### Consigne 1
Reproduisez à l'identique les lignes enregistrées, de celle qui contient "post-actions: 收藏 52 989 [0,434,640,473]" jusqu'à celle qui contient "repost-button[interactable]: 52 [160,435,320,473]", ces deux lignes comprises.

### Extrait source
RG : Ils se rendaient compte que les années de protestation, de contestation, étaient finies ?

 

RGo : Oui, oui. Mais ils étaient pas contre, eux. Ils étaient pour l'implantation dans la classe ouvrière sérieuse. Des petits bulletins dans les... Un peu comme Lutte ouvrière. Donc il y a eu un tournant aussi même au sein de la JCR. Qui existait plus, mais la Ligue communiste qui est devenue une organisation ouvrière. Enfin, à vocation ouvrière disons. Donc eux aussi, ils en avaient marre de tous ces trucs gauchistes, lycéens, de révolte. Ça les intéressait pas non plus. Donc tout le monde s'est séparé tranquillement comme ça, en disant : la période est finie. La période d'agitation s'est terminée tranquillement

 

RG : Et vous, vous avez repris votre vie ?

 

RGo : Ben moi de toute façon j'avais commencé à travailler dans les années '69, '70. Donc j'avais commencé à travailler dans le cinéma comme technicien. Puis là j'ai fait plusieurs bouts de film. Et puis après j'ai appris mon métier comme assistant. Alors je continuais à les voir, ça restait des amis, j'étais toujours au courant de ce qui se passait au niveau politique, mais disons que moi j'ai commencé à travailler aussi

 

RG : Avec des directeurs en particulier ?

### Consigne 2
Transcrivez fidèlement le passage de l'extrait source allant de "RGo : Ben moi" jusqu'à "en particulier ?".

### Lignes enregistrées
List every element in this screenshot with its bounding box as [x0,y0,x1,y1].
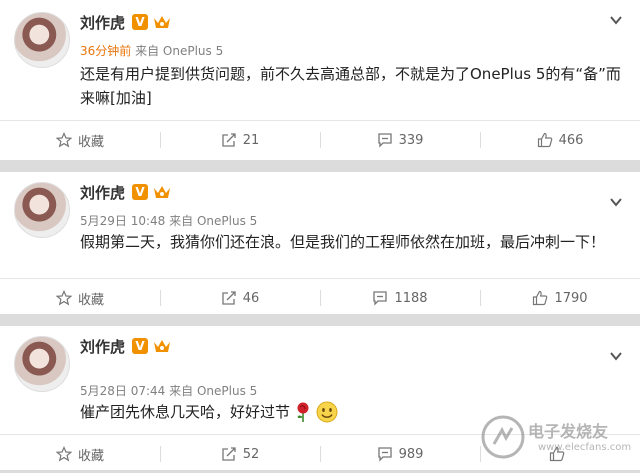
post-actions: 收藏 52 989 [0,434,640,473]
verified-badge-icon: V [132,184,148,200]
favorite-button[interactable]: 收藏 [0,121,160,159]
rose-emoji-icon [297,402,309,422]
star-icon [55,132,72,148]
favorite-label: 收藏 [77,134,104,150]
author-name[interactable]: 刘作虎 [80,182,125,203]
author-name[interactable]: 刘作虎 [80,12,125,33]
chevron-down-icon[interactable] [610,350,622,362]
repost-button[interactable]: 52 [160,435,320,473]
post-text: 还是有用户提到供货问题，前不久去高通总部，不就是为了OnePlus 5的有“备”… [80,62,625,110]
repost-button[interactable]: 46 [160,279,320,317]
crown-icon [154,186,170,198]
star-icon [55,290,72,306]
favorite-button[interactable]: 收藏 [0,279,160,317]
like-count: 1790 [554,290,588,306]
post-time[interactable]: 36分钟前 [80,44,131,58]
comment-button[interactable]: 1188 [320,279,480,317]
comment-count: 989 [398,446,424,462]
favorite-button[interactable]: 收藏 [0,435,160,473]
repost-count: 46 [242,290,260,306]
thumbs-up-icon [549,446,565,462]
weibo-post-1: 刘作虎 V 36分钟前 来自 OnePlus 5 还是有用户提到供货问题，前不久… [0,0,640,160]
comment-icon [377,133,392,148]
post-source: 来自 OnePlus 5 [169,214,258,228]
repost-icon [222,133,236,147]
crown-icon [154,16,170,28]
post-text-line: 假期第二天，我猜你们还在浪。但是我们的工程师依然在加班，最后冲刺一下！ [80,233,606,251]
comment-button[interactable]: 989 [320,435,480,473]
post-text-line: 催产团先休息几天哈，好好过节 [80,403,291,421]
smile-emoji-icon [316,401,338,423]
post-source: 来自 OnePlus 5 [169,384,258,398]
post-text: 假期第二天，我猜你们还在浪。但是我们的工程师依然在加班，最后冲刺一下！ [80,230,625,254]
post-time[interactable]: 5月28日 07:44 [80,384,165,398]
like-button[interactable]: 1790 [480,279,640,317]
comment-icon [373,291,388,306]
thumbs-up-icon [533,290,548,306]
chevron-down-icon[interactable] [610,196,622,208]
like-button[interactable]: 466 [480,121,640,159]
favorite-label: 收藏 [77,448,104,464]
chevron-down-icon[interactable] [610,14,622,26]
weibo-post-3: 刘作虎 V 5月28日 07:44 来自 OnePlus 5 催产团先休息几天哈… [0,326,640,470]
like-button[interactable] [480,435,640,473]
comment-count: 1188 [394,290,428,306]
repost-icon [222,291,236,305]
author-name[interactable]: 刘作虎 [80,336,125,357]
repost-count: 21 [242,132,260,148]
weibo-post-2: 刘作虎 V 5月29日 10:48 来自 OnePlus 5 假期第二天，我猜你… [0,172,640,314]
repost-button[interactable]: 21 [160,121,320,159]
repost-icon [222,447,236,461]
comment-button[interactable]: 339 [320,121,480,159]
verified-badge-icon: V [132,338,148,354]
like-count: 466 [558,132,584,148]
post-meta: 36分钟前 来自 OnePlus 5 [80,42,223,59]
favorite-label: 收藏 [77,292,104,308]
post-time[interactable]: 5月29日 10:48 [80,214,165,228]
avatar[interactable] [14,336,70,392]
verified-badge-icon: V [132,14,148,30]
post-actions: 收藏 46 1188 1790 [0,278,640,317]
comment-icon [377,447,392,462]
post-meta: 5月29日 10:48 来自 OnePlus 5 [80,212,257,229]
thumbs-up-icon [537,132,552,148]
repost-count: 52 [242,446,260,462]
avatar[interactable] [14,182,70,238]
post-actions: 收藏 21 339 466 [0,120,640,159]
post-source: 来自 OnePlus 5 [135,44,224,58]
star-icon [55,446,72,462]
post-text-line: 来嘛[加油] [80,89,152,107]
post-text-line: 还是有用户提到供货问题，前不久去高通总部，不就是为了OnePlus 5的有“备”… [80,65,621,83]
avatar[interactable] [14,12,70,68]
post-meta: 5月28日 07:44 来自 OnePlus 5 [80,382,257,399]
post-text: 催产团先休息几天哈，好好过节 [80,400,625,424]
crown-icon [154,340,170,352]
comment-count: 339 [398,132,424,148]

### Réponse 1
post-actions: 收藏 52 989 [0,434,640,473]
verified-badge-icon: V [132,184,148,200]
favorite-button[interactable]: 收藏 [0,121,160,159]
rose-emoji-icon [297,402,309,422]
star-icon [55,132,72,148]
favorite-label: 收藏 [77,134,104,150]
author-name[interactable]: 刘作虎 [80,182,125,203]
author-name[interactable]: 刘作虎 [80,12,125,33]
chevron-down-icon[interactable] [610,350,622,362]
repost-button[interactable]: 52 [160,435,320,473]

### Réponse 2
RGo : Ben moi de toute façon j'avais commencé à travailler dans les années '69, '70. Donc j'avais commencé à travailler dans le cinéma comme technicien. Puis là j'ai fait plusieurs bouts de film. Et puis après j'ai appris mon métier comme assistant. Alors je continuais à les voir, ça restait des amis, j'étais toujours au courant de ce qui se passait au niveau politique, mais disons que moi j'ai commencé à travailler aussi

 

RG : Avec des directeurs en particulier ?